▶ Required task: Go through the material below and count the lines with the string "tahun"; the number is the whole answer.
━━━ Record set
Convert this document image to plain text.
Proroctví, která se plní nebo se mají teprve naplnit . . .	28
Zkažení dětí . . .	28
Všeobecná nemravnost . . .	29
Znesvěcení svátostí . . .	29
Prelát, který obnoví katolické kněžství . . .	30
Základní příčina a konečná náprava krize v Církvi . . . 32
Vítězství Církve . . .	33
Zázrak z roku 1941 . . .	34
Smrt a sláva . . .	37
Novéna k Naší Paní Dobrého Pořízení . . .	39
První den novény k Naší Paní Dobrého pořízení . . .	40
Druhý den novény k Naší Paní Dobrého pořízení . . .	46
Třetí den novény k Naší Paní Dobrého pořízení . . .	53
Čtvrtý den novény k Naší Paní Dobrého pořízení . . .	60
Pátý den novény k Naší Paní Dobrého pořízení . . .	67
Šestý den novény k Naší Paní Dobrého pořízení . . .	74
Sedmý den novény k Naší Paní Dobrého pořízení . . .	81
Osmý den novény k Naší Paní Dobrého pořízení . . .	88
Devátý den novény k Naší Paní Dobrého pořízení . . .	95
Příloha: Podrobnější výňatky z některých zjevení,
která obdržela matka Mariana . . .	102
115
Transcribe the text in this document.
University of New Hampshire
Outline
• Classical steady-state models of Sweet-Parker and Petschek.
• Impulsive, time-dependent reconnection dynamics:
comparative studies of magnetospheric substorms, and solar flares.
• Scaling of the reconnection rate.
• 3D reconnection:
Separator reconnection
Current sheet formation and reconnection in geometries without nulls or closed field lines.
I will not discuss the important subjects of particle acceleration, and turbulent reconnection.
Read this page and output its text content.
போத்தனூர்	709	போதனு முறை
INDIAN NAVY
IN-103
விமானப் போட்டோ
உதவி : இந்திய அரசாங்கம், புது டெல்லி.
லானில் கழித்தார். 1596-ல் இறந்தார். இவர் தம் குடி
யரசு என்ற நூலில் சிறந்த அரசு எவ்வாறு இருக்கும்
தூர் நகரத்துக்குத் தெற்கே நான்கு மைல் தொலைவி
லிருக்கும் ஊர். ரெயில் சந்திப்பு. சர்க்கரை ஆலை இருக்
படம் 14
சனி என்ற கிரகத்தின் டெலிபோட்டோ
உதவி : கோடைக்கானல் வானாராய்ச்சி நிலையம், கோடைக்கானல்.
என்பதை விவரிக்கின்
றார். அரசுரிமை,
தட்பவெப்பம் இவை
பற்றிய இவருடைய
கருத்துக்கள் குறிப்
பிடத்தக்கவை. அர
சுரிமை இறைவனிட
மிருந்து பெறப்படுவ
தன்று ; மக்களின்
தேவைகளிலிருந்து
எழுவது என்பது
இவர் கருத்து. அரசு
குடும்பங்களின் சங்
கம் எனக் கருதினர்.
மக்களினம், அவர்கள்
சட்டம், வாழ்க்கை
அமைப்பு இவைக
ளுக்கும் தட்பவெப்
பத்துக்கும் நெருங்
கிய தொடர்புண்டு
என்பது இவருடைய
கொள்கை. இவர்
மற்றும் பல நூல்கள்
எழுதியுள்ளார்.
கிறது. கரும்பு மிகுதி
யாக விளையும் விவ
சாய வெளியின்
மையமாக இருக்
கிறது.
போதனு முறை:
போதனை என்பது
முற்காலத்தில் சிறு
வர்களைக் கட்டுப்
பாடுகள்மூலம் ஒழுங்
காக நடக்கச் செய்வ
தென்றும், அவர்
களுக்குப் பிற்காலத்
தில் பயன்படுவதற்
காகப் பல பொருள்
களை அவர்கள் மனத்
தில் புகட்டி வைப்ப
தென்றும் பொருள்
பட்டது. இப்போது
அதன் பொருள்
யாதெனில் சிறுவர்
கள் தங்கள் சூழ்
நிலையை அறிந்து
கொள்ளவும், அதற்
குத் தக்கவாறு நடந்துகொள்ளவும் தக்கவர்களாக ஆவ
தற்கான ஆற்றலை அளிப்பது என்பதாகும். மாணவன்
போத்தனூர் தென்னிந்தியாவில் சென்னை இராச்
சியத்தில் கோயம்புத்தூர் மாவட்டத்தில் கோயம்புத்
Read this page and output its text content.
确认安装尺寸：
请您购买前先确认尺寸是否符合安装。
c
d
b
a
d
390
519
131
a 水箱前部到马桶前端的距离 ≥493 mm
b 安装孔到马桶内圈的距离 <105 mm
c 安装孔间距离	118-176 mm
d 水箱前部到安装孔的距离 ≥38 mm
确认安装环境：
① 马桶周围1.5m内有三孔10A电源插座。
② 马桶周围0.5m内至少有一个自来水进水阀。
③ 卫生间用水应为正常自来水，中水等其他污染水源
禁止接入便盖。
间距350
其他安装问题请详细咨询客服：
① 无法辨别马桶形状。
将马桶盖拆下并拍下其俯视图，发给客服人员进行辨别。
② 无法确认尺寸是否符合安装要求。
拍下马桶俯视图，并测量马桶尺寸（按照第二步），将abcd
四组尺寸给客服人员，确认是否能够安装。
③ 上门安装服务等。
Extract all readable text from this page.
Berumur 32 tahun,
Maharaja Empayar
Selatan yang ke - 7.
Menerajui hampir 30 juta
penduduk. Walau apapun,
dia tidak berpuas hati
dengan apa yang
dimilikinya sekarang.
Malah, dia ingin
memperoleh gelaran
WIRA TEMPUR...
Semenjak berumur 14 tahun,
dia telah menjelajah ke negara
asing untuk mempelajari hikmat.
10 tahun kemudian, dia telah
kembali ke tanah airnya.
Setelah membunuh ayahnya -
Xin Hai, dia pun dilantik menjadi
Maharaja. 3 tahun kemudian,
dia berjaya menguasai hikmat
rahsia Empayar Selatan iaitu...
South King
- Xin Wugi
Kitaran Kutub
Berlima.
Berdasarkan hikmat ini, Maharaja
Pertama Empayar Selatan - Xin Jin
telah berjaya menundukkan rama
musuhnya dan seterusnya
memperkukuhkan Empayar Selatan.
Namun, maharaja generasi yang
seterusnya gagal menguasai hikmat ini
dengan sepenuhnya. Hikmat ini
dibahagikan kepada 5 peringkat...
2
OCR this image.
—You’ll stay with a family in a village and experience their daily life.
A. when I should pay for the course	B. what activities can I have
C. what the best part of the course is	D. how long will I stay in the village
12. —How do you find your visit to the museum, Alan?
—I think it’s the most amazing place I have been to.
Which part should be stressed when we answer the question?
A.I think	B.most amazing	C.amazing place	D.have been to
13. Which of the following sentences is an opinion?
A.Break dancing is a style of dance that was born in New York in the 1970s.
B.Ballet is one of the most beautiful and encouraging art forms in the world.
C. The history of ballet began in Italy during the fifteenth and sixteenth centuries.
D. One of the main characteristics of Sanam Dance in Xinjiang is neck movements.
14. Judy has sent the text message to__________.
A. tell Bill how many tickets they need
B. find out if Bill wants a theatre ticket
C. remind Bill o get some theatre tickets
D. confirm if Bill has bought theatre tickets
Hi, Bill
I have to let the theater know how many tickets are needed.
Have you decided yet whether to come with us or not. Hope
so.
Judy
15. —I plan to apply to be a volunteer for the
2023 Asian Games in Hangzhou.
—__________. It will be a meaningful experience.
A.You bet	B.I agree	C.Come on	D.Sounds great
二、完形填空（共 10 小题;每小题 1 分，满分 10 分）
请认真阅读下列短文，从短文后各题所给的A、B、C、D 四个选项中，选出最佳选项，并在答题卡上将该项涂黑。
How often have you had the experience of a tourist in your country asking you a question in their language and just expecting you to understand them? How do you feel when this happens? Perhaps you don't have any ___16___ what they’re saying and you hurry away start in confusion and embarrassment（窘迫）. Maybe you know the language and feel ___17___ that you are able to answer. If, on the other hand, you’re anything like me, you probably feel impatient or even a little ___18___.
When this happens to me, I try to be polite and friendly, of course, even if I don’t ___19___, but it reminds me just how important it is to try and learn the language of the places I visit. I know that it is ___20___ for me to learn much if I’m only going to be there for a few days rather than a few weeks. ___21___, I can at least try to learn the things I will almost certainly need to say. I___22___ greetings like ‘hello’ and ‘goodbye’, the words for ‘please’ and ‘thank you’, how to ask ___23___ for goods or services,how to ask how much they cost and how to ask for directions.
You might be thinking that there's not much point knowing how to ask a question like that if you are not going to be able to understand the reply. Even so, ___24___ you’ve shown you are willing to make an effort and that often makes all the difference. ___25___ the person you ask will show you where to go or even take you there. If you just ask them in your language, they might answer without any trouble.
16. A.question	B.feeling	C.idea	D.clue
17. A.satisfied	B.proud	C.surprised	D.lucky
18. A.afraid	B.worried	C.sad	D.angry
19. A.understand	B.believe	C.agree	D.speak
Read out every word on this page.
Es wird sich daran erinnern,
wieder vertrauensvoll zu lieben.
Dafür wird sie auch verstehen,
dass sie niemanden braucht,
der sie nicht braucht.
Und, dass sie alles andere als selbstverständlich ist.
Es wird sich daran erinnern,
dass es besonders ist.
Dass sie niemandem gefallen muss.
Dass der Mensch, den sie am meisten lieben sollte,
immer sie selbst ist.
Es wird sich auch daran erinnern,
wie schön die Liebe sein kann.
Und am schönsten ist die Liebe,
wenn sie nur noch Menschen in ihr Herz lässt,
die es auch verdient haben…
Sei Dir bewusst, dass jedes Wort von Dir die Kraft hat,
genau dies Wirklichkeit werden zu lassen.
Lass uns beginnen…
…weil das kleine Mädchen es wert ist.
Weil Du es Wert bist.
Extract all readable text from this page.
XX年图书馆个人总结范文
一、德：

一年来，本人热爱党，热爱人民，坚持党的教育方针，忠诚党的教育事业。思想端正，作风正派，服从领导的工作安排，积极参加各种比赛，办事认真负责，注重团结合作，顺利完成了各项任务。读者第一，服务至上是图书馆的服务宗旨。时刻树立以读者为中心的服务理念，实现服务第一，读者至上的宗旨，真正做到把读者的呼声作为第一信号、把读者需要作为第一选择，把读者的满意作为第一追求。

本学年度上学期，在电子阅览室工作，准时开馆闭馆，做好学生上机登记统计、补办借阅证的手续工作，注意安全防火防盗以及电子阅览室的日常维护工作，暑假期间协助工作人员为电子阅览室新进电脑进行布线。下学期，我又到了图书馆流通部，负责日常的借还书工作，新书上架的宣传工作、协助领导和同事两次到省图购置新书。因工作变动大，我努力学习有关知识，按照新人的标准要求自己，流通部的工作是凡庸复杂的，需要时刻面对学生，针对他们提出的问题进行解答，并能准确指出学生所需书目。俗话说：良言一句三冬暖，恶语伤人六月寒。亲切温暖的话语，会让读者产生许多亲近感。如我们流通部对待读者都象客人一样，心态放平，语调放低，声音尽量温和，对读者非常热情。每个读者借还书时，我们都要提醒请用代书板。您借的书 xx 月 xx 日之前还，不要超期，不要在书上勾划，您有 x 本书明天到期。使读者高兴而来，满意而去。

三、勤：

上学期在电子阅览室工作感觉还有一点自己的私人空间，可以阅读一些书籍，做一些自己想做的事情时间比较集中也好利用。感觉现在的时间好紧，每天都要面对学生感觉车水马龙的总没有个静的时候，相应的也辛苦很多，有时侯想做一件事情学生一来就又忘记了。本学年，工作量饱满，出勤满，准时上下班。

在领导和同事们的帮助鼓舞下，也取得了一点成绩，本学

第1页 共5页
━━━━━━
▶ Correct result: 4